» **Given data**:
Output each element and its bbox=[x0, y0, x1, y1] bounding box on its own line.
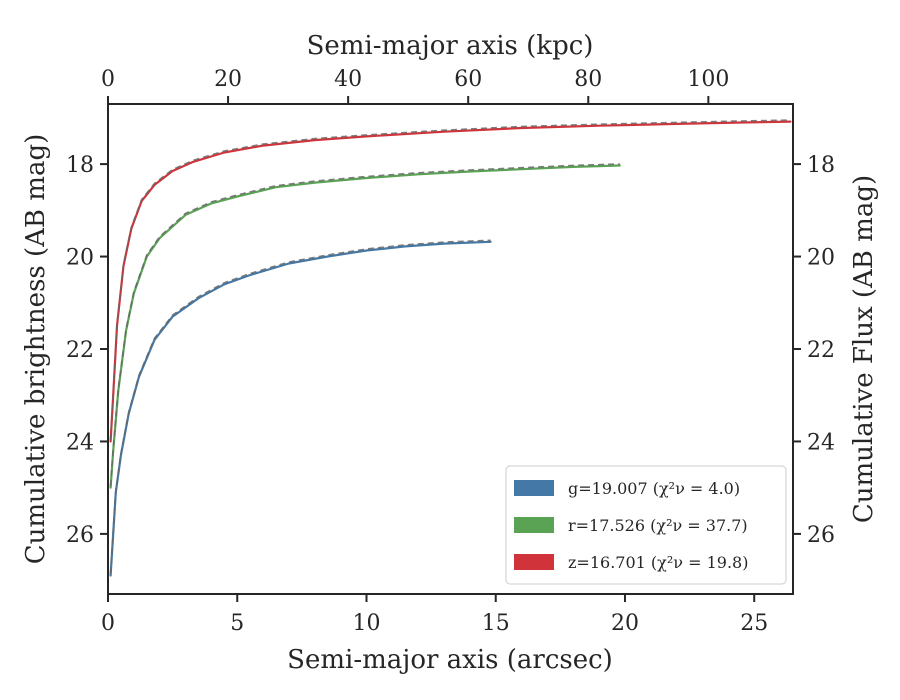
x-top-tick-label: 60 bbox=[454, 67, 482, 92]
y-right-tick-label: 20 bbox=[807, 246, 835, 271]
x-top-axis-title: Semi-major axis (kpc) bbox=[307, 31, 594, 61]
x-axis-title: Semi-major axis (arcsec) bbox=[287, 645, 613, 675]
y-axis-title: Cumulative brightness (AB mag) bbox=[21, 134, 51, 565]
series-model-r bbox=[109, 163, 620, 487]
y-tick-label: 22 bbox=[66, 338, 94, 363]
x-tick-label: 20 bbox=[611, 611, 639, 636]
series-model-g bbox=[109, 239, 491, 575]
x-top-tick-label: 80 bbox=[574, 67, 602, 92]
legend-label-z: z=16.701 (χ²ν = 19.8) bbox=[568, 553, 748, 572]
x-tick-label: 10 bbox=[352, 611, 380, 636]
y-tick-label: 24 bbox=[66, 430, 94, 455]
x-top-tick-label: 20 bbox=[214, 67, 242, 92]
series-layer bbox=[109, 119, 792, 577]
series-model-z bbox=[109, 119, 791, 441]
series-line-r bbox=[109, 164, 621, 489]
legend-box bbox=[505, 465, 787, 585]
y-tick-label: 26 bbox=[66, 523, 94, 548]
legend-swatch-g bbox=[514, 480, 554, 496]
y-right-axis-title: Cumulative Flux (AB mag) bbox=[849, 175, 879, 523]
x-tick-label: 0 bbox=[101, 611, 115, 636]
y-right-tick-label: 22 bbox=[807, 338, 835, 363]
x-tick-label: 25 bbox=[740, 611, 768, 636]
y-tick-label: 18 bbox=[66, 153, 94, 178]
axes-layer: 0 5 10 15 20 25 0 20 40 60 80 100 18 18 20 20 22 22 24 24 26… bbox=[66, 67, 835, 636]
y-right-tick-label: 26 bbox=[807, 523, 835, 548]
x-top-tick-label: 100 bbox=[687, 67, 729, 92]
y-right-tick-label: 24 bbox=[807, 430, 835, 455]
legend-label-r: r=17.526 (χ²ν = 37.7) bbox=[568, 516, 748, 535]
legend: g=19.007 (χ²ν = 4.0) r=17.526 (χ²ν = 37.… bbox=[505, 465, 787, 585]
x-tick-label: 5 bbox=[230, 611, 244, 636]
legend-swatch-z bbox=[514, 554, 554, 570]
x-top-tick-label: 40 bbox=[334, 67, 362, 92]
y-right-tick-label: 18 bbox=[807, 153, 835, 178]
x-top-tick-label: 0 bbox=[101, 67, 115, 92]
legend-swatch-r bbox=[514, 517, 554, 533]
x-tick-label: 15 bbox=[482, 611, 510, 636]
y-tick-label: 20 bbox=[66, 246, 94, 271]
legend-label-g: g=19.007 (χ²ν = 4.0) bbox=[568, 479, 740, 498]
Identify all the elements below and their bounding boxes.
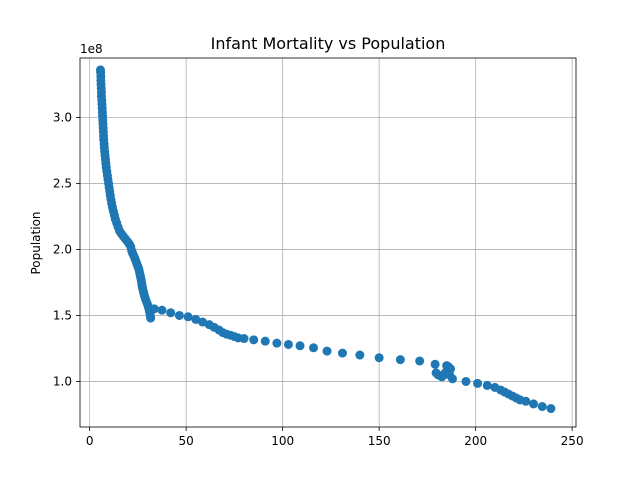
- y-axis: 1.0 1.5 2.0 2.5 3.0: [53, 110, 80, 388]
- scatter-point: [430, 359, 440, 369]
- scatter-point: [239, 334, 249, 344]
- scatter-point: [249, 335, 259, 345]
- scatter-point: [395, 355, 405, 365]
- scatter-point: [166, 308, 176, 318]
- scatter-point: [322, 346, 332, 356]
- scatter-point: [146, 313, 156, 323]
- x-axis: 0 50 100 150 200 250: [86, 427, 584, 448]
- chart-title: Infant Mortality vs Population: [211, 34, 446, 53]
- y-tick-label: 2.5: [53, 176, 72, 190]
- x-tick-label: 100: [271, 434, 294, 448]
- scatter-point: [355, 350, 365, 360]
- scatter-point: [374, 353, 384, 363]
- scatter-point: [309, 343, 319, 353]
- scatter-point: [447, 374, 457, 384]
- scatter-point: [337, 348, 347, 358]
- scatter-point: [260, 336, 270, 346]
- y-tick-label: 3.0: [53, 110, 72, 124]
- grid: [80, 58, 576, 427]
- scatter-point: [191, 314, 201, 324]
- y-tick-label: 1.0: [53, 374, 72, 388]
- scatter-point: [283, 339, 293, 349]
- scatter-point: [415, 356, 425, 366]
- scatter-point: [183, 312, 193, 322]
- scatter-point: [149, 304, 159, 314]
- y-tick-label: 1.5: [53, 308, 72, 322]
- y-axis-label: Population: [29, 211, 43, 274]
- scatter-point: [521, 396, 531, 406]
- scatter-point: [537, 402, 547, 412]
- x-tick-label: 150: [368, 434, 391, 448]
- scatter-point: [198, 317, 208, 327]
- scatter-point: [461, 376, 471, 386]
- scatter-point: [546, 404, 556, 414]
- plot-frame: [79, 57, 577, 428]
- y-tick-label: 2.0: [53, 242, 72, 256]
- x-tick-label: 250: [561, 434, 584, 448]
- data-points: [95, 65, 556, 414]
- x-tick-label: 200: [464, 434, 487, 448]
- scatter-point: [473, 378, 483, 388]
- y-offset-label: 1e8: [80, 42, 103, 56]
- scatter-point: [529, 399, 539, 409]
- scatter-point: [174, 310, 184, 320]
- scatter-point: [157, 305, 167, 315]
- x-tick-label: 0: [86, 434, 94, 448]
- scatter-point: [482, 380, 492, 390]
- x-tick-label: 50: [179, 434, 194, 448]
- scatter-point: [295, 341, 305, 351]
- scatter-point: [272, 338, 282, 348]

» **Stated exercise**:
Reproduce every line of the records above without any change, omitting the pictures.

» **The answer**:
Output each element and its bbox=[x0, y0, x1, y1] bounding box on its own line.
x-top-tick-label: 60 bbox=[454, 67, 482, 92]
y-right-tick-label: 20 bbox=[807, 246, 835, 271]
x-top-axis-title: Semi-major axis (kpc) bbox=[307, 31, 594, 61]
x-axis-title: Semi-major axis (arcsec) bbox=[287, 645, 613, 675]
y-axis-title: Cumulative brightness (AB mag) bbox=[21, 134, 51, 565]
series-model-r bbox=[109, 163, 620, 487]
y-tick-label: 22 bbox=[66, 338, 94, 363]
x-tick-label: 20 bbox=[611, 611, 639, 636]
series-model-g bbox=[109, 239, 491, 575]
x-top-tick-label: 80 bbox=[574, 67, 602, 92]
legend-label-z: z=16.701 (χ²ν = 19.8) bbox=[568, 553, 748, 572]
x-tick-label: 10 bbox=[352, 611, 380, 636]
y-tick-label: 24 bbox=[66, 430, 94, 455]
x-top-tick-label: 20 bbox=[214, 67, 242, 92]
series-layer bbox=[109, 119, 792, 577]
series-model-z bbox=[109, 119, 791, 441]
series-line-r bbox=[109, 164, 621, 489]
legend-box bbox=[505, 465, 787, 585]
y-tick-label: 26 bbox=[66, 523, 94, 548]
legend-swatch-g bbox=[514, 480, 554, 496]
y-right-axis-title: Cumulative Flux (AB mag) bbox=[849, 175, 879, 523]
x-tick-label: 0 bbox=[101, 611, 115, 636]
y-right-tick-label: 22 bbox=[807, 338, 835, 363]
x-tick-label: 25 bbox=[740, 611, 768, 636]
y-tick-label: 18 bbox=[66, 153, 94, 178]
axes-layer: 0 5 10 15 20 25 0 20 40 60 80 100 18 18 20 20 22 22 24 24 26… bbox=[66, 67, 835, 636]
y-right-tick-label: 26 bbox=[807, 523, 835, 548]
x-top-tick-label: 100 bbox=[687, 67, 729, 92]
y-right-tick-label: 24 bbox=[807, 430, 835, 455]
legend-label-r: r=17.526 (χ²ν = 37.7) bbox=[568, 516, 748, 535]
legend: g=19.007 (χ²ν = 4.0) r=17.526 (χ²ν = 37.… bbox=[505, 465, 787, 585]
x-tick-label: 5 bbox=[230, 611, 244, 636]
legend-swatch-z bbox=[514, 554, 554, 570]
x-top-tick-label: 40 bbox=[334, 67, 362, 92]
y-right-tick-label: 18 bbox=[807, 153, 835, 178]
x-top-tick-label: 0 bbox=[101, 67, 115, 92]
legend-swatch-r bbox=[514, 517, 554, 533]
x-tick-label: 15 bbox=[482, 611, 510, 636]
y-tick-label: 20 bbox=[66, 246, 94, 271]
legend-label-g: g=19.007 (χ²ν = 4.0) bbox=[568, 479, 740, 498]
Identify all the elements below and their bounding boxes.
- y-axis: 1.0 1.5 2.0 2.5 3.0: [53, 110, 80, 388]
- scatter-point: [430, 359, 440, 369]
- scatter-point: [239, 334, 249, 344]
- scatter-point: [249, 335, 259, 345]
- scatter-point: [395, 355, 405, 365]
- scatter-point: [166, 308, 176, 318]
- scatter-point: [322, 346, 332, 356]
- scatter-point: [146, 313, 156, 323]
- x-axis: 0 50 100 150 200 250: [86, 427, 584, 448]
- chart-title: Infant Mortality vs Population: [211, 34, 446, 53]
- y-tick-label: 2.5: [53, 176, 72, 190]
- x-tick-label: 100: [271, 434, 294, 448]
- scatter-point: [355, 350, 365, 360]
- scatter-point: [374, 353, 384, 363]
- scatter-point: [309, 343, 319, 353]
- scatter-point: [447, 374, 457, 384]
- scatter-point: [337, 348, 347, 358]
- scatter-point: [260, 336, 270, 346]
- y-tick-label: 3.0: [53, 110, 72, 124]
- grid: [80, 58, 576, 427]
- scatter-point: [191, 314, 201, 324]
- y-tick-label: 1.0: [53, 374, 72, 388]
- scatter-point: [283, 339, 293, 349]
- scatter-point: [415, 356, 425, 366]
- scatter-point: [183, 312, 193, 322]
- scatter-point: [149, 304, 159, 314]
- y-tick-label: 1.5: [53, 308, 72, 322]
- y-axis-label: Population: [29, 211, 43, 274]
- scatter-point: [521, 396, 531, 406]
- scatter-point: [537, 402, 547, 412]
- x-tick-label: 150: [368, 434, 391, 448]
- scatter-point: [198, 317, 208, 327]
- scatter-point: [461, 376, 471, 386]
- scatter-point: [546, 404, 556, 414]
- plot-frame: [79, 57, 577, 428]
- y-tick-label: 2.0: [53, 242, 72, 256]
- x-tick-label: 250: [561, 434, 584, 448]
- data-points: [95, 65, 556, 414]
- x-tick-label: 200: [464, 434, 487, 448]
- scatter-point: [473, 378, 483, 388]
- y-offset-label: 1e8: [80, 42, 103, 56]
- scatter-point: [529, 399, 539, 409]
- scatter-point: [174, 310, 184, 320]
- scatter-point: [157, 305, 167, 315]
- x-tick-label: 0: [86, 434, 94, 448]
- scatter-point: [482, 380, 492, 390]
- x-tick-label: 50: [179, 434, 194, 448]
- scatter-point: [295, 341, 305, 351]
- scatter-point: [272, 338, 282, 348]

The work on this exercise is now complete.